• [Exercise requirements]: Return all entries precisely as they stand, without the images.

━━ Source material ━━

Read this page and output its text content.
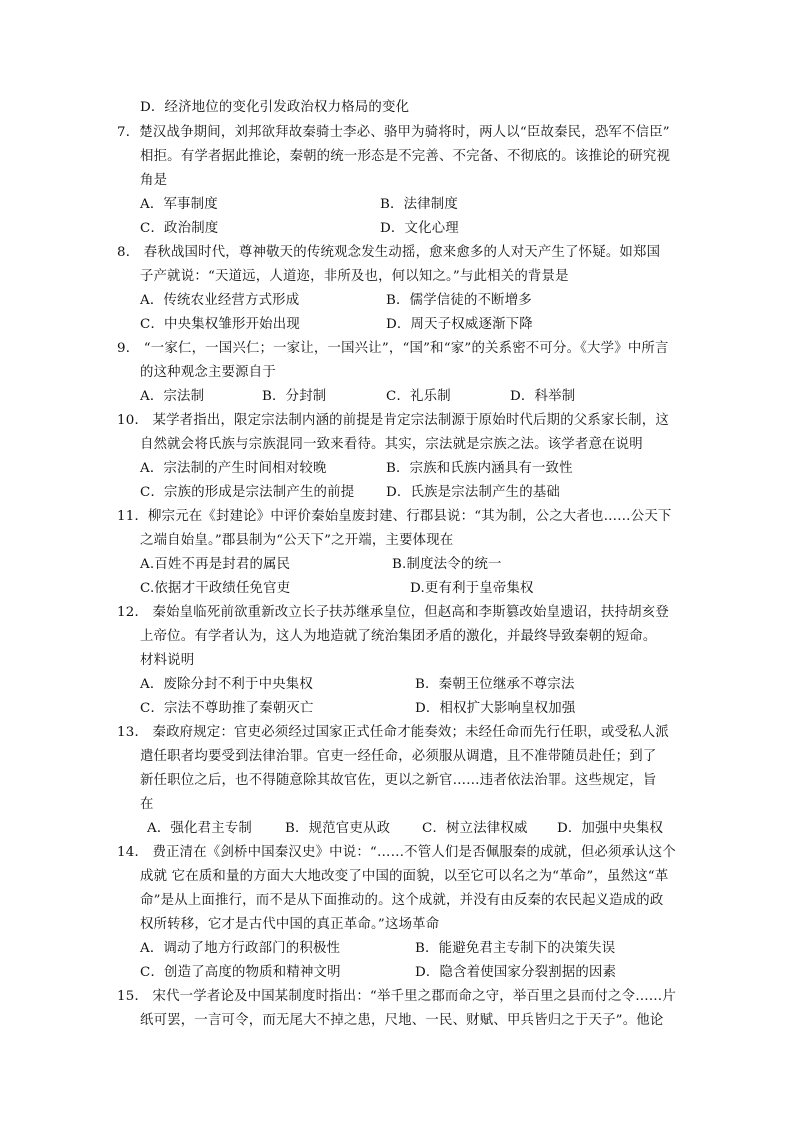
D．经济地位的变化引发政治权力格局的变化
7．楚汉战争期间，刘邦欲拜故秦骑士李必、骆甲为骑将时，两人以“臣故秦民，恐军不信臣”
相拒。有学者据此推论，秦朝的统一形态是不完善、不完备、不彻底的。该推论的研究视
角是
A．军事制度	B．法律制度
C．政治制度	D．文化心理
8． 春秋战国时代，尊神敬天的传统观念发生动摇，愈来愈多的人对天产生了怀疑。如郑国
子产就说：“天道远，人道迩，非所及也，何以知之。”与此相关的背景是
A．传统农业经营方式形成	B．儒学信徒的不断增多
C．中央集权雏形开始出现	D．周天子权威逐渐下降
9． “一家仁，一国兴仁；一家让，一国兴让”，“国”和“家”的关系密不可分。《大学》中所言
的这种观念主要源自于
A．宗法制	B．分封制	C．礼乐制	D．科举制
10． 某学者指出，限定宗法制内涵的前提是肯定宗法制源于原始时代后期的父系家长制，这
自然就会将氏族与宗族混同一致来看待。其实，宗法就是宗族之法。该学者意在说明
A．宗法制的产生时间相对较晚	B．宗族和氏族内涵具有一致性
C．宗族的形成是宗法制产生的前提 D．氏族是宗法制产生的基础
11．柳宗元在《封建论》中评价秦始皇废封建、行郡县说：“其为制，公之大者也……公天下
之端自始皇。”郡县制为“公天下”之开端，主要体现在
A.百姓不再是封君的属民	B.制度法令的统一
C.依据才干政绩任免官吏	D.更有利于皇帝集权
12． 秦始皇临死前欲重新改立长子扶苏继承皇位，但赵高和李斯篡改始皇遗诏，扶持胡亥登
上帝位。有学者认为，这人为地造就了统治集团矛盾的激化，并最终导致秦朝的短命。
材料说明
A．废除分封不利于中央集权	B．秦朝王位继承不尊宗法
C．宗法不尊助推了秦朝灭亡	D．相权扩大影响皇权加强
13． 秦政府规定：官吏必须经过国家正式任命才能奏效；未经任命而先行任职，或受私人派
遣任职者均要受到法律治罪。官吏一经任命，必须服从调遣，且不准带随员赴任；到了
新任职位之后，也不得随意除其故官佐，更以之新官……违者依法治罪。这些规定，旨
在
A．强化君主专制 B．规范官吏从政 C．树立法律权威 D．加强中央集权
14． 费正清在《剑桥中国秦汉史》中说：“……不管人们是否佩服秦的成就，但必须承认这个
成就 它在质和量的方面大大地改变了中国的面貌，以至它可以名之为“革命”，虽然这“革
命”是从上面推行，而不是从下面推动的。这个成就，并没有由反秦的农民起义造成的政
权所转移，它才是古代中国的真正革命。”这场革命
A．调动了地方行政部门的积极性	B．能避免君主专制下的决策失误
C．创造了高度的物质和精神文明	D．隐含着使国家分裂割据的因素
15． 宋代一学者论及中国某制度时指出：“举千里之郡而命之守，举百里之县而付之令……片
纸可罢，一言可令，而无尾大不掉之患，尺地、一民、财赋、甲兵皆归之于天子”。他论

━━━

• [Result]:
Read this page and output its text content.
D．经济地位的变化引发政治权力格局的变化
7．楚汉战争期间，刘邦欲拜故秦骑士李必、骆甲为骑将时，两人以“臣故秦民，恐军不信臣”
相拒。有学者据此推论，秦朝的统一形态是不完善、不完备、不彻底的。该推论的研究视
角是
A．军事制度	B．法律制度
C．政治制度	D．文化心理
8． 春秋战国时代，尊神敬天的传统观念发生动摇，愈来愈多的人对天产生了怀疑。如郑国
子产就说：“天道远，人道迩，非所及也，何以知之。”与此相关的背景是
A．传统农业经营方式形成	B．儒学信徒的不断增多
C．中央集权雏形开始出现	D．周天子权威逐渐下降
9． “一家仁，一国兴仁；一家让，一国兴让”，“国”和“家”的关系密不可分。《大学》中所言
的这种观念主要源自于
A．宗法制	B．分封制	C．礼乐制	D．科举制
10． 某学者指出，限定宗法制内涵的前提是肯定宗法制源于原始时代后期的父系家长制，这
自然就会将氏族与宗族混同一致来看待。其实，宗法就是宗族之法。该学者意在说明
A．宗法制的产生时间相对较晚	B．宗族和氏族内涵具有一致性
C．宗族的形成是宗法制产生的前提 D．氏族是宗法制产生的基础
11．柳宗元在《封建论》中评价秦始皇废封建、行郡县说：“其为制，公之大者也……公天下
之端自始皇。”郡县制为“公天下”之开端，主要体现在
A.百姓不再是封君的属民	B.制度法令的统一
C.依据才干政绩任免官吏	D.更有利于皇帝集权
12． 秦始皇临死前欲重新改立长子扶苏继承皇位，但赵高和李斯篡改始皇遗诏，扶持胡亥登
上帝位。有学者认为，这人为地造就了统治集团矛盾的激化，并最终导致秦朝的短命。
材料说明
A．废除分封不利于中央集权	B．秦朝王位继承不尊宗法
C．宗法不尊助推了秦朝灭亡	D．相权扩大影响皇权加强
13． 秦政府规定：官吏必须经过国家正式任命才能奏效；未经任命而先行任职，或受私人派
遣任职者均要受到法律治罪。官吏一经任命，必须服从调遣，且不准带随员赴任；到了
新任职位之后，也不得随意除其故官佐，更以之新官……违者依法治罪。这些规定，旨
在
A．强化君主专制 B．规范官吏从政 C．树立法律权威 D．加强中央集权
14． 费正清在《剑桥中国秦汉史》中说：“……不管人们是否佩服秦的成就，但必须承认这个
成就 它在质和量的方面大大地改变了中国的面貌，以至它可以名之为“革命”，虽然这“革
命”是从上面推行，而不是从下面推动的。这个成就，并没有由反秦的农民起义造成的政
权所转移，它才是古代中国的真正革命。”这场革命
A．调动了地方行政部门的积极性	B．能避免君主专制下的决策失误
C．创造了高度的物质和精神文明	D．隐含着使国家分裂割据的因素
15． 宋代一学者论及中国某制度时指出：“举千里之郡而命之守，举百里之县而付之令……片
纸可罢，一言可令，而无尾大不掉之患，尺地、一民、财赋、甲兵皆归之于天子”。他论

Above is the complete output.